» Extracted information
******************************

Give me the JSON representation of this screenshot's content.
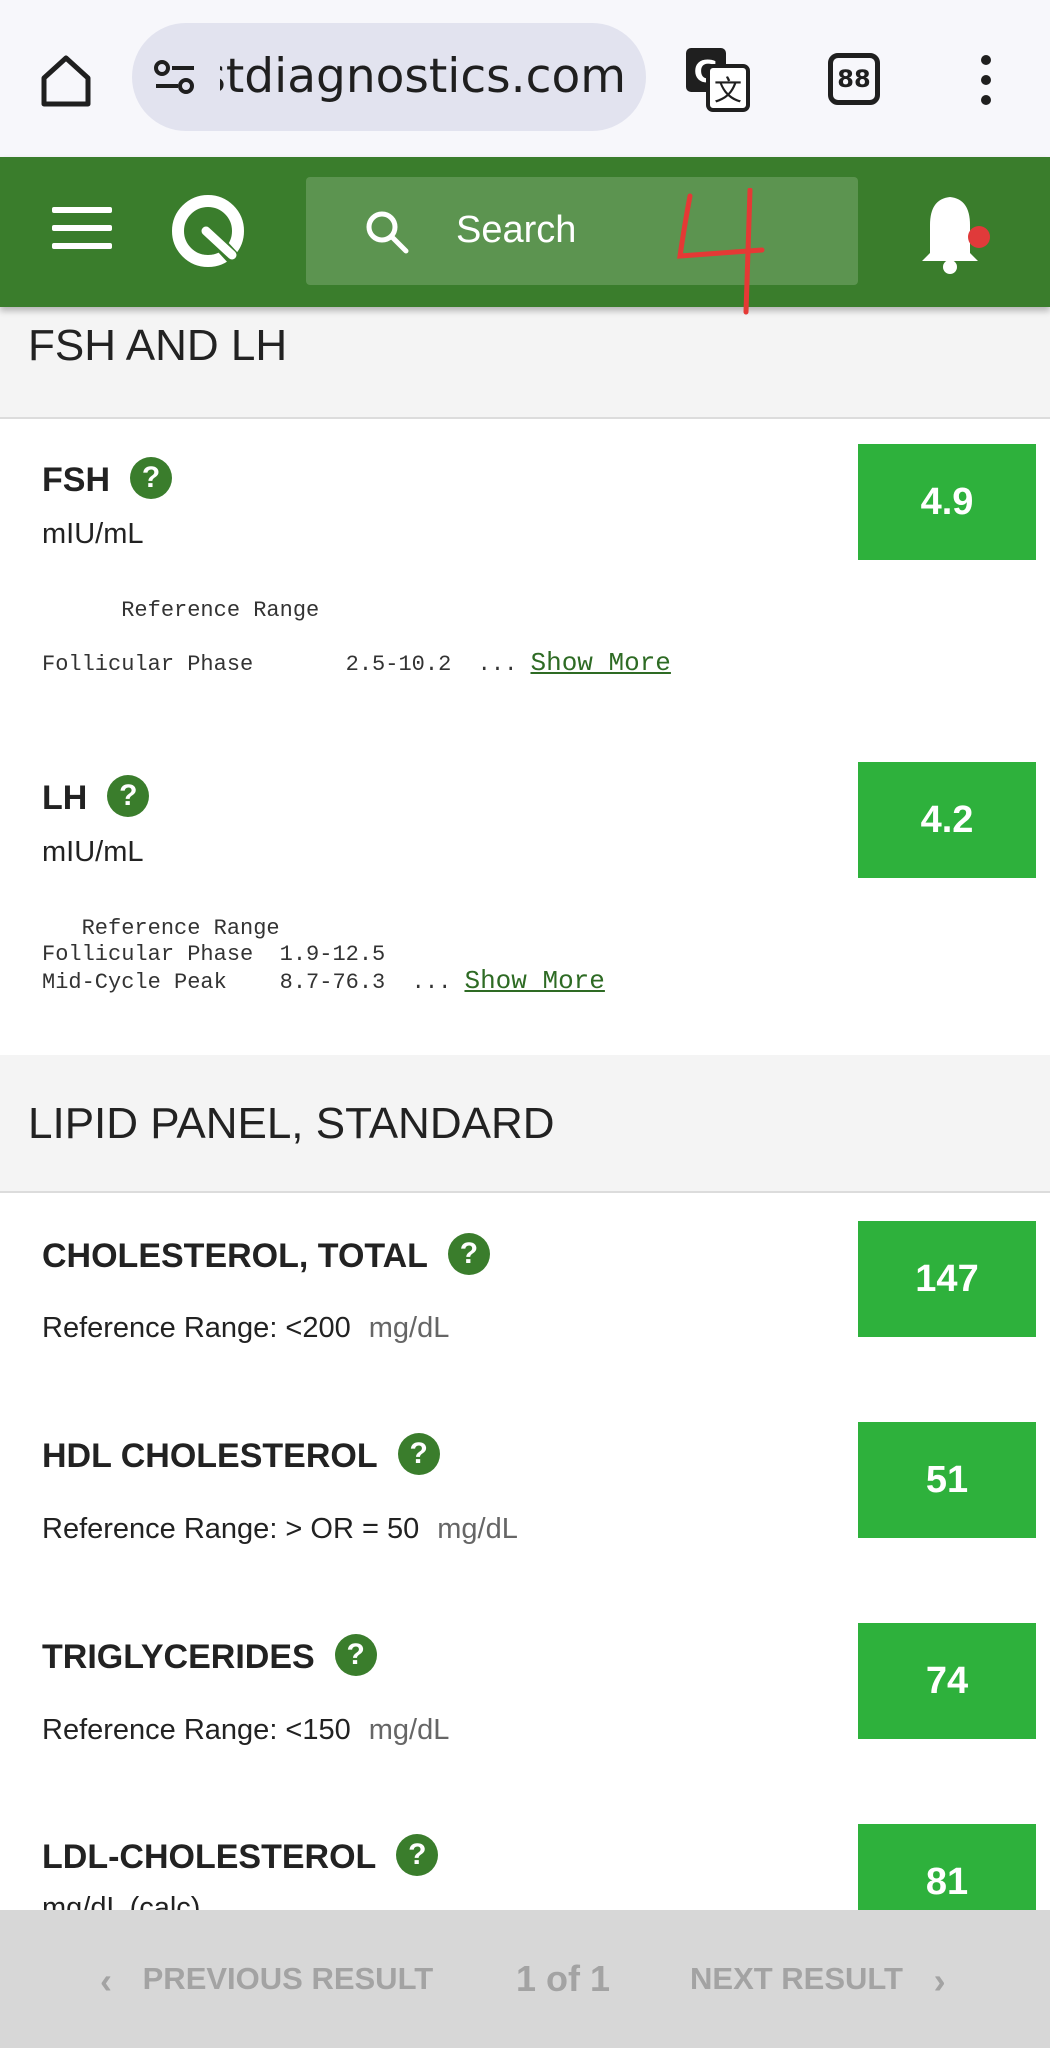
{
  "browser": {
    "url": "questdiagnostics.com",
    "tab_count": "88"
  },
  "header": {
    "search_placeholder": "Search",
    "handwritten_mark": "4"
  },
  "sections": [
    {
      "title": "FSH AND LH",
      "results": [
        {
          "name": "FSH",
          "unit": "mIU/mL",
          "value": "4.9",
          "reference_lines": [
            "      Reference Range",
            "",
            "Follicular Phase       2.5-10.2  ... "
          ],
          "show_more": "Show More"
        },
        {
          "name": "LH",
          "unit": "mIU/mL",
          "value": "4.2",
          "reference_lines": [
            "   Reference Range",
            "Follicular Phase  1.9-12.5",
            "Mid-Cycle Peak    8.7-76.3  ... "
          ],
          "show_more": "Show More"
        }
      ]
    },
    {
      "title": "LIPID PANEL, STANDARD",
      "results": [
        {
          "name": "CHOLESTEROL, TOTAL",
          "reference": "Reference Range: <200",
          "unit": "mg/dL",
          "value": "147"
        },
        {
          "name": "HDL CHOLESTEROL",
          "reference": "Reference Range: > OR = 50",
          "unit": "mg/dL",
          "value": "51"
        },
        {
          "name": "TRIGLYCERIDES",
          "reference": "Reference Range: <150",
          "unit": "mg/dL",
          "value": "74"
        },
        {
          "name": "LDL-CHOLESTEROL",
          "unit": "mg/dL (calc)",
          "value": "81"
        }
      ]
    }
  ],
  "pager": {
    "previous": "PREVIOUS RESULT",
    "count": "1 of 1",
    "next": "NEXT RESULT"
  },
  "colors": {
    "brand_green": "#3a7d2c",
    "value_green": "#2eb13c",
    "notification_dot": "#e03a3a",
    "scribble_red": "#e53935"
  },
  "icons": [
    "home-icon",
    "site-settings-icon",
    "translate-icon",
    "tab-switcher-icon",
    "more-vert-icon",
    "hamburger-icon",
    "quest-logo",
    "search-icon",
    "bell-icon",
    "help-icon",
    "chevron-left-icon",
    "chevron-right-icon"
  ]
}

******************************

Reproduce each entry precisely. Leave the pictures out.

» Task response
Give me the JSON representation of this screenshot's content.
{
  "browser": {
    "url": "questdiagnostics.com",
    "tab_count": "88"
  },
  "header": {
    "search_placeholder": "Search",
    "handwritten_mark": "4"
  },
  "sections": [
    {
      "title": "FSH AND LH",
      "results": [
        {
          "name": "FSH",
          "unit": "mIU/mL",
          "value": "4.9",
          "reference_lines": [
            "      Reference Range",
            "",
            "Follicular Phase       2.5-10.2  ... "
          ],
          "show_more": "Show More"
        },
        {
          "name": "LH",
          "unit": "mIU/mL",
          "value": "4.2",
          "reference_lines": [
            "   Reference Range",
            "Follicular Phase  1.9-12.5",
            "Mid-Cycle Peak    8.7-76.3  ... "
          ],
          "show_more": "Show More"
        }
      ]
    },
    {
      "title": "LIPID PANEL, STANDARD",
      "results": [
        {
          "name": "CHOLESTEROL, TOTAL",
          "reference": "Reference Range: <200",
          "unit": "mg/dL",
          "value": "147"
        },
        {
          "name": "HDL CHOLESTEROL",
          "reference": "Reference Range: > OR = 50",
          "unit": "mg/dL",
          "value": "51"
        },
        {
          "name": "TRIGLYCERIDES",
          "reference": "Reference Range: <150",
          "unit": "mg/dL",
          "value": "74"
        },
        {
          "name": "LDL-CHOLESTEROL",
          "unit": "mg/dL (calc)",
          "value": "81"
        }
      ]
    }
  ],
  "pager": {
    "previous": "PREVIOUS RESULT",
    "count": "1 of 1",
    "next": "NEXT RESULT"
  },
  "colors": {
    "brand_green": "#3a7d2c",
    "value_green": "#2eb13c",
    "notification_dot": "#e03a3a",
    "scribble_red": "#e53935"
  },
  "icons": [
    "home-icon",
    "site-settings-icon",
    "translate-icon",
    "tab-switcher-icon",
    "more-vert-icon",
    "hamburger-icon",
    "quest-logo",
    "search-icon",
    "bell-icon",
    "help-icon",
    "chevron-left-icon",
    "chevron-right-icon"
  ]
}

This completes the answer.